## WHAT TO DO:
Search the material for "JSON" and show all lines that contain it.

Dataset items:

----------------

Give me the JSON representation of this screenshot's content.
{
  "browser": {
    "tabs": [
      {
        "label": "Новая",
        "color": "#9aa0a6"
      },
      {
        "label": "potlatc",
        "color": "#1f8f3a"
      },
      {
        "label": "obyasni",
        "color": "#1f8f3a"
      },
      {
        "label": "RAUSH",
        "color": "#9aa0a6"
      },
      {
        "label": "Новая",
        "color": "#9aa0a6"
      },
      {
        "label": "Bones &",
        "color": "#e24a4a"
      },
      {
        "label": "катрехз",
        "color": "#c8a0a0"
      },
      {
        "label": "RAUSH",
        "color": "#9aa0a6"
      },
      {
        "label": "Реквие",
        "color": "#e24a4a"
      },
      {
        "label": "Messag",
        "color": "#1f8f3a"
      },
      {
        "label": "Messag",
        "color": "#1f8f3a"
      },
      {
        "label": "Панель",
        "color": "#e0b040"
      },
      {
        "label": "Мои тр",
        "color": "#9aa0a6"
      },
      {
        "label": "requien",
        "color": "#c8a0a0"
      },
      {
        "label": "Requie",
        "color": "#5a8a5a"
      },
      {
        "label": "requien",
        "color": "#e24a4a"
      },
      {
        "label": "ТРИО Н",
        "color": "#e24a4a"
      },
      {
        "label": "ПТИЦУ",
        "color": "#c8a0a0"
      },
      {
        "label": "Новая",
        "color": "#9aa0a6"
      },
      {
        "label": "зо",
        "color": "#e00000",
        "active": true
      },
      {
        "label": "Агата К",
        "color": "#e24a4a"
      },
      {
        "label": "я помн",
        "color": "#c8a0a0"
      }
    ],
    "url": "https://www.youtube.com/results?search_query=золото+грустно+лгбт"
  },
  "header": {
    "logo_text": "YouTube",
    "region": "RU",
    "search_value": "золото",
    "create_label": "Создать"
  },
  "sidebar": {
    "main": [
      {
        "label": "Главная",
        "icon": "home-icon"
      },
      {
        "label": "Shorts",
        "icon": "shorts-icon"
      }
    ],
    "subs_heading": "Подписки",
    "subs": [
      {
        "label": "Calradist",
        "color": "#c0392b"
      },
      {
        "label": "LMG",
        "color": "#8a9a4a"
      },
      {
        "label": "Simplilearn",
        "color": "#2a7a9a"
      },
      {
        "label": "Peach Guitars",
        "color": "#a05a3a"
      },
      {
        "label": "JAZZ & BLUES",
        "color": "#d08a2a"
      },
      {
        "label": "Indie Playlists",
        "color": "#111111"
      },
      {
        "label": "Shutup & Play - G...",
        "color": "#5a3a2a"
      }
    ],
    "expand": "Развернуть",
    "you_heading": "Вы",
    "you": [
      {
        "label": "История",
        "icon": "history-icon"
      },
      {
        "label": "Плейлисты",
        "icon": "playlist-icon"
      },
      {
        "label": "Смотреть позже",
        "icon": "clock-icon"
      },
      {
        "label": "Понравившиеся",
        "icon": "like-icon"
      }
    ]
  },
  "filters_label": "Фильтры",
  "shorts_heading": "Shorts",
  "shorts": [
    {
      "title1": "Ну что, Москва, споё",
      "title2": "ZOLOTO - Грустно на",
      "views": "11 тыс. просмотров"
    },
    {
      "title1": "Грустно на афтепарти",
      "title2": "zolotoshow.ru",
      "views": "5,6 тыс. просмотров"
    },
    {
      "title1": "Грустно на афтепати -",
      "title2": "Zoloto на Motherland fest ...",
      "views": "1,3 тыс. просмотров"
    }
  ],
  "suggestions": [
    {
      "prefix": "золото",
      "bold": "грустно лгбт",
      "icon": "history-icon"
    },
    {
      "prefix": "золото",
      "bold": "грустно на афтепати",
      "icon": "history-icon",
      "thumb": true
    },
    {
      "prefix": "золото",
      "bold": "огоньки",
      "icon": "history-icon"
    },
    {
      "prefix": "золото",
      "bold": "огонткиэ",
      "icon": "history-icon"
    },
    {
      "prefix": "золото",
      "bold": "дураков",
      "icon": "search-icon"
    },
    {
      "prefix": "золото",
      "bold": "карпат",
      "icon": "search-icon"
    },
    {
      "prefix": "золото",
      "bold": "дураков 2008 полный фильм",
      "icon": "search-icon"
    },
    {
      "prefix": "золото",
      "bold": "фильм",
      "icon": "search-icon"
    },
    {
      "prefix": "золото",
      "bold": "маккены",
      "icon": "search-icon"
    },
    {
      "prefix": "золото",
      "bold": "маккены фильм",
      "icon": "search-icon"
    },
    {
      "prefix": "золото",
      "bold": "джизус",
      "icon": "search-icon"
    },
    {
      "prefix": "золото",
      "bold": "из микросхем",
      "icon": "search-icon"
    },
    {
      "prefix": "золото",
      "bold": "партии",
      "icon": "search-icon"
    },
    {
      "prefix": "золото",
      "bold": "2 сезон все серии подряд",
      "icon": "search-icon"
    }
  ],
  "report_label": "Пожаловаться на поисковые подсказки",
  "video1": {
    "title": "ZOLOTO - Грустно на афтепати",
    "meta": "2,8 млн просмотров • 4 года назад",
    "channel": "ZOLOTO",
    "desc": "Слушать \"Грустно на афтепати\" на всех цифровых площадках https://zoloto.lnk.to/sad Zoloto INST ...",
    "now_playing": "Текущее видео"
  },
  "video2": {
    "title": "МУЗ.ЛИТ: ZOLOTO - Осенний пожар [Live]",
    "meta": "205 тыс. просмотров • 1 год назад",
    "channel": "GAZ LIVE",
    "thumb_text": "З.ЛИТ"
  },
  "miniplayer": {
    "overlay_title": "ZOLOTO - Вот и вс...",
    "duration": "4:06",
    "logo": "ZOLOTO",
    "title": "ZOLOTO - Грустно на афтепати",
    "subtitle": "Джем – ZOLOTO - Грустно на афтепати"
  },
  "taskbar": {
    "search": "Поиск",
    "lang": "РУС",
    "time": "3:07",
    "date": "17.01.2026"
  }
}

----------------

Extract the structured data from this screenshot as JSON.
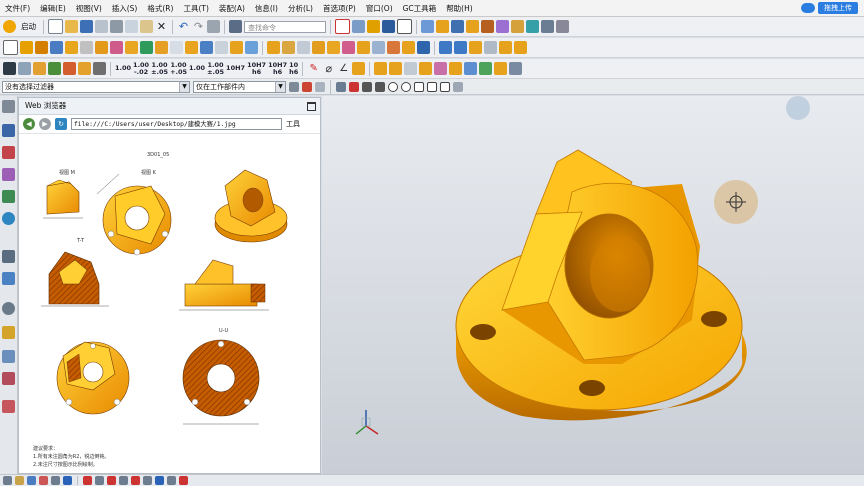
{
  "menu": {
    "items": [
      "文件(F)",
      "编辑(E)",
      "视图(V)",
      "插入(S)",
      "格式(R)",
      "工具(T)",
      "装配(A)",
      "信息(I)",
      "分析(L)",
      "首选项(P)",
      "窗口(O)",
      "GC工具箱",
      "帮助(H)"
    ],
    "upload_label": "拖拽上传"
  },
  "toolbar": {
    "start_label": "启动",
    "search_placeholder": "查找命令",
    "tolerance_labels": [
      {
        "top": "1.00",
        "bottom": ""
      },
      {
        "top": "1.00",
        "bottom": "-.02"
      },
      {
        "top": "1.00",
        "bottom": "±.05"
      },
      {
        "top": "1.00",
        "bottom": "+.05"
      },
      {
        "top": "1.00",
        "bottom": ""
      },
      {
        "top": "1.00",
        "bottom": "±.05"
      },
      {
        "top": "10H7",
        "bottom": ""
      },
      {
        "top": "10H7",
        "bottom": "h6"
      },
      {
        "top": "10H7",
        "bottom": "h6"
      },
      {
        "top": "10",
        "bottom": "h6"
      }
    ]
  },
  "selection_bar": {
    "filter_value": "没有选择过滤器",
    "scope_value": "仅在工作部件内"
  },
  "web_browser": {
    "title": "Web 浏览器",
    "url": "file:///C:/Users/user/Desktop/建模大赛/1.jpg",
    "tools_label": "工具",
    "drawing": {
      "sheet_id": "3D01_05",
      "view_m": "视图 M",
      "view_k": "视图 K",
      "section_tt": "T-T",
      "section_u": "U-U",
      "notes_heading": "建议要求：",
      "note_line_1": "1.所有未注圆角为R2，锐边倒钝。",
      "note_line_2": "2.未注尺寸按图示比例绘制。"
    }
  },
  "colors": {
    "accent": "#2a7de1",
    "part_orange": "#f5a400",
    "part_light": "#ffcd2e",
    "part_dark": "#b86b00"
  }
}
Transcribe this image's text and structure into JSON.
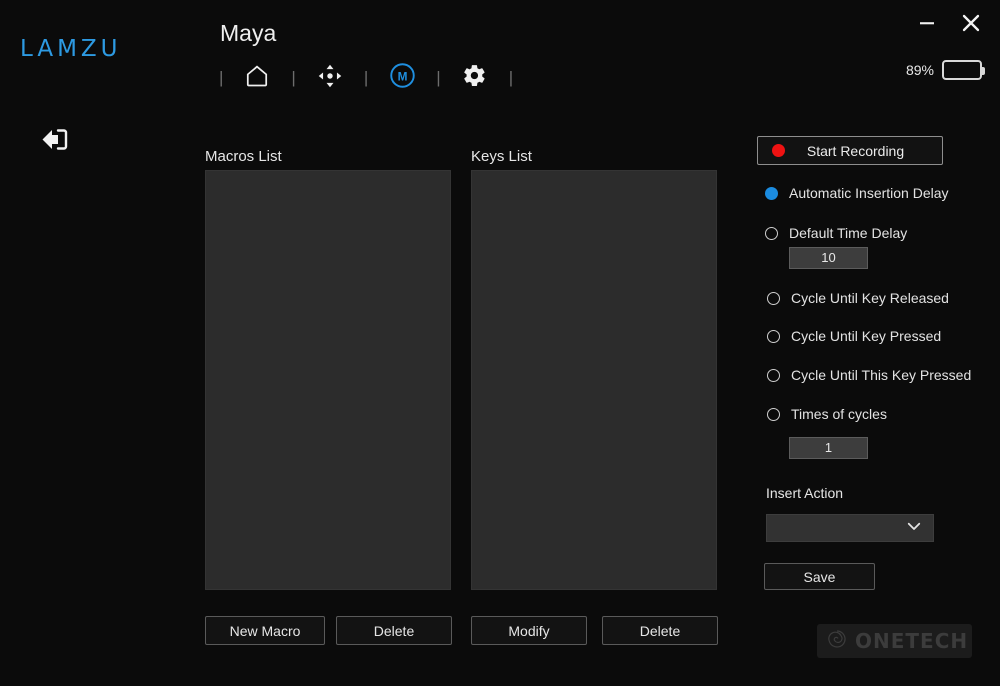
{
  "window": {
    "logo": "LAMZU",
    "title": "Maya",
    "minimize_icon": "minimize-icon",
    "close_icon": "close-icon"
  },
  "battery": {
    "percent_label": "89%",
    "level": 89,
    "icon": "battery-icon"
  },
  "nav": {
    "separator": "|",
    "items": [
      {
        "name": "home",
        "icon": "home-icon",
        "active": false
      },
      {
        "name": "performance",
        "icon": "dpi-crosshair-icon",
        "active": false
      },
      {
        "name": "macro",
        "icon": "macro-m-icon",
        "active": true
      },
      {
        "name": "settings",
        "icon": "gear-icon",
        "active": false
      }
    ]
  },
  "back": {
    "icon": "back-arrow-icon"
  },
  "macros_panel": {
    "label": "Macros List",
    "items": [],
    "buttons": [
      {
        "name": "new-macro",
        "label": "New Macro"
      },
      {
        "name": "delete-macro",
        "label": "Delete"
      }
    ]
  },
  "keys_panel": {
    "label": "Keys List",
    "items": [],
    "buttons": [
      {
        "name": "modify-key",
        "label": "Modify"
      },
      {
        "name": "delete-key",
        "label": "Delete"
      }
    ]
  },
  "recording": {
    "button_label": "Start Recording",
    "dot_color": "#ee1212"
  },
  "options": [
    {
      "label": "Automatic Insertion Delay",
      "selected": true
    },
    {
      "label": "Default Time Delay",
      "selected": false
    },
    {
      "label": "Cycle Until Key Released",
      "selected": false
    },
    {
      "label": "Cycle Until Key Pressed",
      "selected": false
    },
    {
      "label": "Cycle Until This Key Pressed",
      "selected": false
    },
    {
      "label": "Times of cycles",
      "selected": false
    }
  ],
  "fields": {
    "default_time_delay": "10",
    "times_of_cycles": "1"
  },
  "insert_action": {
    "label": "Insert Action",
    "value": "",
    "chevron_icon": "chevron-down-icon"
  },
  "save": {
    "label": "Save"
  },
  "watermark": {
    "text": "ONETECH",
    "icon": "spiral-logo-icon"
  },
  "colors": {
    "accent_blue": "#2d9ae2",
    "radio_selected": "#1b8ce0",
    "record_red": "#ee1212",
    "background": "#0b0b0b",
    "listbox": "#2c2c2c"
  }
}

----------------

## RESULT OF THIS TASK:
Give me the JSON representation of this screenshot's content.
Extract the structured data from this screenshot as JSON.
Transcribe this image's text and structure into JSON.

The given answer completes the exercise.